### The problem:
Skip all pictures, then print the remaining material exactly.

### Dataset entries:

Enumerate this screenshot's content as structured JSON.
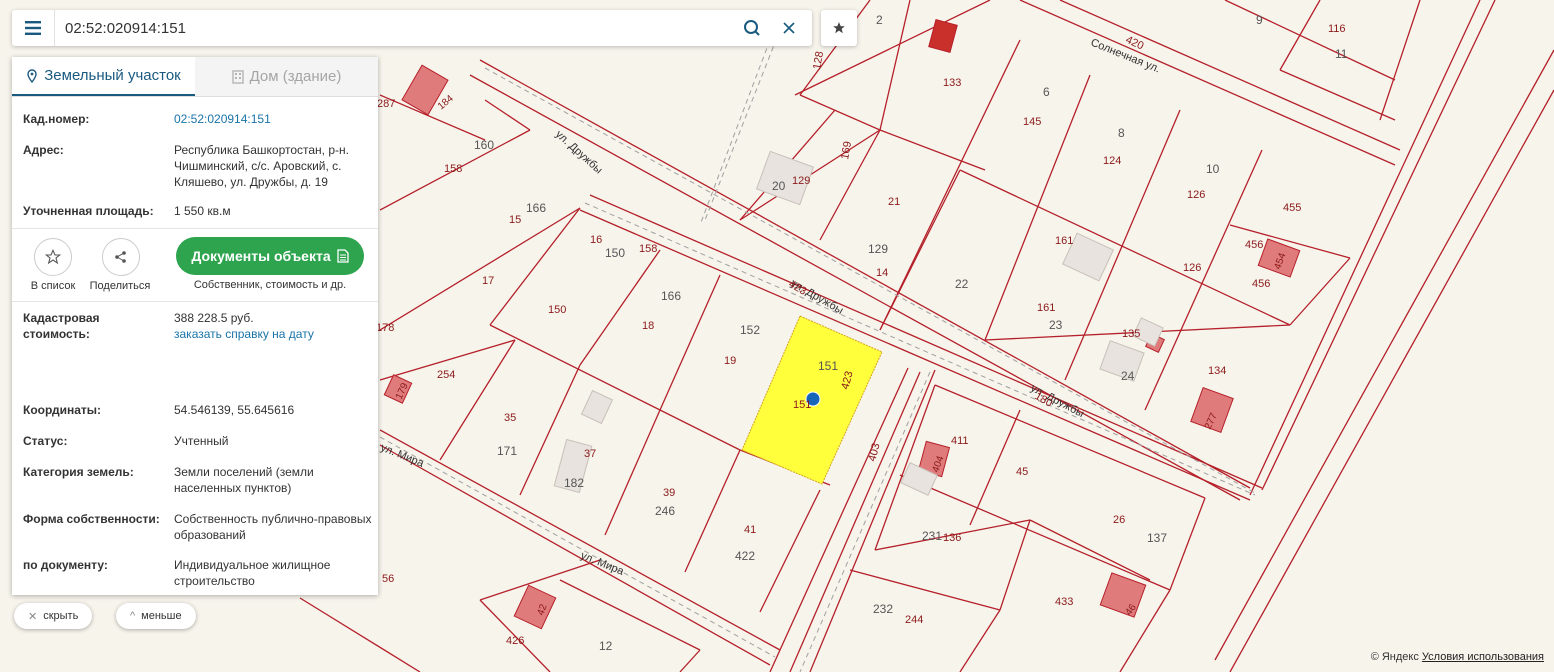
{
  "search": {
    "value": "02:52:020914:151"
  },
  "panel": {
    "tabs": [
      {
        "label": "Земельный участок",
        "active": true
      },
      {
        "label": "Дом (здание)",
        "active": false
      }
    ],
    "cadastral_number": {
      "label": "Кад.номер:",
      "value": "02:52:020914:151"
    },
    "address": {
      "label": "Адрес:",
      "value": "Республика Башкортостан, р-н. Чишминский, с/с. Аровский, с. Кляшево, ул. Дружбы, д. 19"
    },
    "area": {
      "label": "Уточненная площадь:",
      "value": "1 550 кв.м"
    },
    "actions": {
      "add_to_list": "В список",
      "share": "Поделиться",
      "documents_button": "Документы объекта",
      "documents_sub": "Собственник, стоимость и др."
    },
    "cost": {
      "label": "Кадастровая стоимость:",
      "value": "388 228.5 руб.",
      "link": "заказать справку на дату"
    },
    "coordinates": {
      "label": "Координаты:",
      "value": "54.546139, 55.645616"
    },
    "status": {
      "label": "Статус:",
      "value": "Учтенный"
    },
    "category": {
      "label": "Категория земель:",
      "value": "Земли поселений (земли населенных пунктов)"
    },
    "ownership": {
      "label": "Форма собственности:",
      "value": "Собственность публично-правовых образований"
    },
    "by_document": {
      "label": "по документу:",
      "value": "Индивидуальное жилищное строительство"
    }
  },
  "controls": {
    "hide": "скрыть",
    "less": "меньше"
  },
  "attribution": {
    "provider": "© Яндекс",
    "terms": "Условия использования"
  },
  "map": {
    "streets": [
      "ул. Дружбы",
      "ул. Дружбы",
      "ул. Дружбы",
      "ул. Мира",
      "ул. Мира",
      "Солнечная ул."
    ],
    "parcel_numbers": [
      "128",
      "2",
      "9",
      "116",
      "11",
      "133",
      "420",
      "6",
      "145",
      "8",
      "124",
      "10",
      "126",
      "455",
      "456",
      "454",
      "456",
      "126",
      "161",
      "161",
      "23",
      "22",
      "135",
      "24",
      "134",
      "277",
      "169",
      "20",
      "129",
      "21",
      "129",
      "14",
      "160",
      "158",
      "15",
      "166",
      "16",
      "150",
      "158",
      "17",
      "166",
      "150",
      "18",
      "152",
      "19",
      "151",
      "151",
      "423",
      "423",
      "180",
      "178",
      "254",
      "179",
      "35",
      "171",
      "37",
      "182",
      "39",
      "246",
      "41",
      "422",
      "403",
      "411",
      "404",
      "45",
      "231",
      "136",
      "26",
      "137",
      "433",
      "46",
      "232",
      "244",
      "426",
      "42",
      "12",
      "56",
      "287",
      "184"
    ],
    "colors": {
      "highlight": "#ffff3c",
      "parcel_line": "#b5202a",
      "building": "#e07b7b",
      "building_gray": "#e8e3df"
    }
  }
}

### Correct response:
Enumerate this screenshot's content as structured JSON.
{
  "search": {
    "value": "02:52:020914:151"
  },
  "panel": {
    "tabs": [
      {
        "label": "Земельный участок",
        "active": true
      },
      {
        "label": "Дом (здание)",
        "active": false
      }
    ],
    "cadastral_number": {
      "label": "Кад.номер:",
      "value": "02:52:020914:151"
    },
    "address": {
      "label": "Адрес:",
      "value": "Республика Башкортостан, р-н. Чишминский, с/с. Аровский, с. Кляшево, ул. Дружбы, д. 19"
    },
    "area": {
      "label": "Уточненная площадь:",
      "value": "1 550 кв.м"
    },
    "actions": {
      "add_to_list": "В список",
      "share": "Поделиться",
      "documents_button": "Документы объекта",
      "documents_sub": "Собственник, стоимость и др."
    },
    "cost": {
      "label": "Кадастровая стоимость:",
      "value": "388 228.5 руб.",
      "link": "заказать справку на дату"
    },
    "coordinates": {
      "label": "Координаты:",
      "value": "54.546139, 55.645616"
    },
    "status": {
      "label": "Статус:",
      "value": "Учтенный"
    },
    "category": {
      "label": "Категория земель:",
      "value": "Земли поселений (земли населенных пунктов)"
    },
    "ownership": {
      "label": "Форма собственности:",
      "value": "Собственность публично-правовых образований"
    },
    "by_document": {
      "label": "по документу:",
      "value": "Индивидуальное жилищное строительство"
    }
  },
  "controls": {
    "hide": "скрыть",
    "less": "меньше"
  },
  "attribution": {
    "provider": "© Яндекс",
    "terms": "Условия использования"
  },
  "map": {
    "streets": [
      "ул. Дружбы",
      "ул. Дружбы",
      "ул. Дружбы",
      "ул. Мира",
      "ул. Мира",
      "Солнечная ул."
    ],
    "parcel_numbers": [
      "128",
      "2",
      "9",
      "116",
      "11",
      "133",
      "420",
      "6",
      "145",
      "8",
      "124",
      "10",
      "126",
      "455",
      "456",
      "454",
      "456",
      "126",
      "161",
      "161",
      "23",
      "22",
      "135",
      "24",
      "134",
      "277",
      "169",
      "20",
      "129",
      "21",
      "129",
      "14",
      "160",
      "158",
      "15",
      "166",
      "16",
      "150",
      "158",
      "17",
      "166",
      "150",
      "18",
      "152",
      "19",
      "151",
      "151",
      "423",
      "423",
      "180",
      "178",
      "254",
      "179",
      "35",
      "171",
      "37",
      "182",
      "39",
      "246",
      "41",
      "422",
      "403",
      "411",
      "404",
      "45",
      "231",
      "136",
      "26",
      "137",
      "433",
      "46",
      "232",
      "244",
      "426",
      "42",
      "12",
      "56",
      "287",
      "184"
    ],
    "colors": {
      "highlight": "#ffff3c",
      "parcel_line": "#b5202a",
      "building": "#e07b7b",
      "building_gray": "#e8e3df"
    }
  }
}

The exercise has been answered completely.